* Verilen metin:

┄┄┄┄┄┄┄┄┄┄┄┄┄┄┄┄┄┄┄┄

Tanpınar'ın Başyapıtı, asıl olarak iki bölümlük bir kitap: 'Tanpınar' ve 'Huzur'. Kitabın, "Düşünür, Sanatçı ve Şair: Ahmet Hamdi Tanpınar" başlıklı açılış yazısı, "Değişen Bir Dünya: Tanpınar'ın Çağı" (s.21-57) bölümüne hazırlık oluşturmuş. "Bir Başyapıt: Huzur" (s.59-130) bölümünü, "Zaman ve Roman", "Mekân ve Roman", "İnsan Modelleri – Karakter Oluşumu"  ile "Geniş Bir Alan: Dil" yazıları takip ediyor. Okuyanları bilir ki Huzur romanı, ilaçlarla eve dönen Mümtaz'ın merdiveni çıkamayıp ilk basamakta "elleri başının arasında" oturmuşken, harbin başladığını duyuracak radyonun, "evin sessizliği içinde tek başına, hadiselerin gür sesiyle herkes için" konuştuğu bir umutsuzluk anıyla biter. Böyle bir sonun ne anlama geldiğini Caner, kitabının son cümlesiyle açıklar: "Tanpınar bu romanla dünya edebiyatına bir başyapıt kazandırıştır." Başyapıtın yazarını bilmemek olmaz elbette.

┄┄┄┄┄┄┄┄┄┄┄┄┄┄┄┄┄┄┄┄

(Bölge sınır verileri)
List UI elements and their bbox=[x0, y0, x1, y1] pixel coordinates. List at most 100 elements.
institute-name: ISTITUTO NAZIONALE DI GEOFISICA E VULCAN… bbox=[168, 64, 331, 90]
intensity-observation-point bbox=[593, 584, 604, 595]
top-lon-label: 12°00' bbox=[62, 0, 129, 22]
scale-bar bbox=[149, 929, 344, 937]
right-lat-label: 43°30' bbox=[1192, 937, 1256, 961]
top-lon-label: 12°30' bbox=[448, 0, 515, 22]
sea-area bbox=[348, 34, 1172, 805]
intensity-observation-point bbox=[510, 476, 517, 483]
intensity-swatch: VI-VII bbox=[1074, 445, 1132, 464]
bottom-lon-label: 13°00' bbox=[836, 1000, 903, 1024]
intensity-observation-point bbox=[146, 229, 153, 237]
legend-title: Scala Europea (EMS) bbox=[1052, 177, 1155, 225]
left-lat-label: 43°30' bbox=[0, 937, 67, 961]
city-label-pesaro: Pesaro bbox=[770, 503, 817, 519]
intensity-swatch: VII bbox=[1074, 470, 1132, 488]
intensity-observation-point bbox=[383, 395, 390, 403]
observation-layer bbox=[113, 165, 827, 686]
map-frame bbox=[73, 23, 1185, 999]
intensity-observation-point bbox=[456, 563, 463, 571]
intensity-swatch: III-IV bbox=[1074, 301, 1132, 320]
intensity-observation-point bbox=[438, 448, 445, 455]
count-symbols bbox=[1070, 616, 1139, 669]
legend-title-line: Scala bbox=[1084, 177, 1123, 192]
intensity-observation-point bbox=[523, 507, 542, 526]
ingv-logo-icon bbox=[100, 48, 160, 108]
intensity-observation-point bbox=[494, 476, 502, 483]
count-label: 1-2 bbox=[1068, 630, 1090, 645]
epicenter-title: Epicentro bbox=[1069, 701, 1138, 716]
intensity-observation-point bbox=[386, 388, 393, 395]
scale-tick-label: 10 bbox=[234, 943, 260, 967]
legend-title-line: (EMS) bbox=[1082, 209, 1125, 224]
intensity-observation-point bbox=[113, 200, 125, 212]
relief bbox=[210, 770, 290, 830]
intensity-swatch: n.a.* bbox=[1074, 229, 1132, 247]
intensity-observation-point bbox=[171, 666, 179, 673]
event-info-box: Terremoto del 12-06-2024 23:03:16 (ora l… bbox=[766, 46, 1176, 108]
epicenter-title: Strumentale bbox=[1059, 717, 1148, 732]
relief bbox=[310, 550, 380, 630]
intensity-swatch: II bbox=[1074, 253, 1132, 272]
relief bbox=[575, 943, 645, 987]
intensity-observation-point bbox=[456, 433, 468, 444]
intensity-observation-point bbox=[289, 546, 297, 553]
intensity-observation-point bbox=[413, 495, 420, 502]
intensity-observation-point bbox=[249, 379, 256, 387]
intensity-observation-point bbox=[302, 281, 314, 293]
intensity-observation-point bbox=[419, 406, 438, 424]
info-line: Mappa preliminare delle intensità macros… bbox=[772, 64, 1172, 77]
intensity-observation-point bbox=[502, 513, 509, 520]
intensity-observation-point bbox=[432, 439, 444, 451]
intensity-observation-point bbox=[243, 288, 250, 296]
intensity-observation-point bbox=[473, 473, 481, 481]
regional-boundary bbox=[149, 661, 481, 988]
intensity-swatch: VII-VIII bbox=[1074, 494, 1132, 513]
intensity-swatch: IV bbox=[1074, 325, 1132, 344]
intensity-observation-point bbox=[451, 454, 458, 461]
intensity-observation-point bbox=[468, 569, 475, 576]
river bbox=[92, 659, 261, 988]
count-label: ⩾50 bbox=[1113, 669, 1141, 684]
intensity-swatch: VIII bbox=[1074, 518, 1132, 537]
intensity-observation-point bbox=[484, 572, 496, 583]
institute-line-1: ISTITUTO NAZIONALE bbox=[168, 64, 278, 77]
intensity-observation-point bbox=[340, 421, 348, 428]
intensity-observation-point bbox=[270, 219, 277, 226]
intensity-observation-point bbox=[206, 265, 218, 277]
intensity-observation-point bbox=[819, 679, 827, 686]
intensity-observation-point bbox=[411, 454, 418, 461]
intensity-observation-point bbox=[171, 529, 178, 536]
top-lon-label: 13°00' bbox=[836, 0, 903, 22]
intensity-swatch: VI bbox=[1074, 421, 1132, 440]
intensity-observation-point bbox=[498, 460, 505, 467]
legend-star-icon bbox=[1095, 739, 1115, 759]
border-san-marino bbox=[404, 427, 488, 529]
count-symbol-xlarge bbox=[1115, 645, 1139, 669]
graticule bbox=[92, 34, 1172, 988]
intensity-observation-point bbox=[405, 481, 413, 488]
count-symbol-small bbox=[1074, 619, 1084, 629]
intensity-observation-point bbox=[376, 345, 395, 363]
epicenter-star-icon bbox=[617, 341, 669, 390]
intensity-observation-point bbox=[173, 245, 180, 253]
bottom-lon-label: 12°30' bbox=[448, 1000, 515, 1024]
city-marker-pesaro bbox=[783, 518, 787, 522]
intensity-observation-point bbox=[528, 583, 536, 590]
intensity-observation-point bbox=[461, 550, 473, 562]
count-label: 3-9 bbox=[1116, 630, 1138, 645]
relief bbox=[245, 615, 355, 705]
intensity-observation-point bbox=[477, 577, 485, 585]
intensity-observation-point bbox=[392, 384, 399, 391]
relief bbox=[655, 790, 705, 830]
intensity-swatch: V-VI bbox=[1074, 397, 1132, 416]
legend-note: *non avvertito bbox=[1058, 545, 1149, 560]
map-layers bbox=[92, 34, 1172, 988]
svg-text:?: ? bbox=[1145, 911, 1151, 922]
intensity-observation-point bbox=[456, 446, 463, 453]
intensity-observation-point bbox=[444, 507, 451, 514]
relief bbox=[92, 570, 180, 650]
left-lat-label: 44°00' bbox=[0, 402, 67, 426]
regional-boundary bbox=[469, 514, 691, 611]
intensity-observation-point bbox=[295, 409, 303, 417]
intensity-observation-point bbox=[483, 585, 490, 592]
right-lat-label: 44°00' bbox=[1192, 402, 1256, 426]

┄┄┄┄┄┄┄┄┄┄┄┄┄┄┄┄┄┄┄┄

* Tamamlanacak görevler:
1: Verilen metne göre aşağıdaki soruları yanıtlayın:
(a) Kitap asıl olarak hangi iki bölümden oluşur?
(b) "Bir Başyapıt: Huzur" bölümü hangi sayfalar arasında yer alır?
(c) Huzur romanının sonunda Mümtaz eve neyle döner?
2: Verilen metindeki "Tanpınar'ın Başyapıtı, asıl olarak iki bölümlük bir kitap: 'Tanpınar' ve 'Huzur'." cümlesini İngilizceye çevirin.
Satırlar bu çalışmada hiçbir şekilde kullanılmaz.

* Beklenen çıktılar:
1:
(a) 'Tanpınar' ve 'Huzur'.
(b) 59 ile 130. sayfalar arasında.
(c) İlaçlarla.

2: Tanpınar'ın Başyapıtı is essentially a book in two parts: 'Tanpınar' and 'Huzur'.